Written request » Retype each line exactly. Skip images.

Data rows »
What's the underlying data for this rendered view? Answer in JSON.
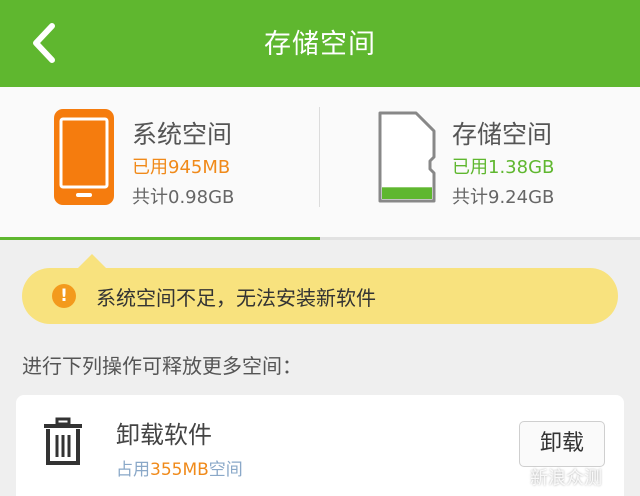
{
  "header": {
    "title": "存储空间",
    "back_icon": "chevron-left-icon"
  },
  "storage": {
    "system": {
      "name": "系统空间",
      "used": "已用945MB",
      "total": "共计0.98GB",
      "used_color": "#f08a1a"
    },
    "external": {
      "name": "存储空间",
      "used": "已用1.38GB",
      "total": "共计9.24GB",
      "used_color": "#5fb72f",
      "fill_fraction": 0.15
    },
    "selected_tab_fraction": 0.5
  },
  "warning": {
    "text": "系统空间不足，无法安装新软件",
    "icon": "!"
  },
  "hint": "进行下列操作可释放更多空间：",
  "card": {
    "title": "卸载软件",
    "sub_prefix": "占用",
    "sub_value": "355MB",
    "sub_suffix": "空间",
    "button": "卸载"
  },
  "watermark": "新浪众测",
  "colors": {
    "accent": "#5fb72f",
    "warning_bg": "#f8e27e",
    "warning_icon": "#f39a1d",
    "phone_orange": "#f57c0e"
  }
}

Reply »
What's the underlying data for this rendered view? Answer in JSON.
{
  "header": {
    "title": "存储空间",
    "back_icon": "chevron-left-icon"
  },
  "storage": {
    "system": {
      "name": "系统空间",
      "used": "已用945MB",
      "total": "共计0.98GB",
      "used_color": "#f08a1a"
    },
    "external": {
      "name": "存储空间",
      "used": "已用1.38GB",
      "total": "共计9.24GB",
      "used_color": "#5fb72f",
      "fill_fraction": 0.15
    },
    "selected_tab_fraction": 0.5
  },
  "warning": {
    "text": "系统空间不足，无法安装新软件",
    "icon": "!"
  },
  "hint": "进行下列操作可释放更多空间：",
  "card": {
    "title": "卸载软件",
    "sub_prefix": "占用",
    "sub_value": "355MB",
    "sub_suffix": "空间",
    "button": "卸载"
  },
  "watermark": "新浪众测",
  "colors": {
    "accent": "#5fb72f",
    "warning_bg": "#f8e27e",
    "warning_icon": "#f39a1d",
    "phone_orange": "#f57c0e"
  }
}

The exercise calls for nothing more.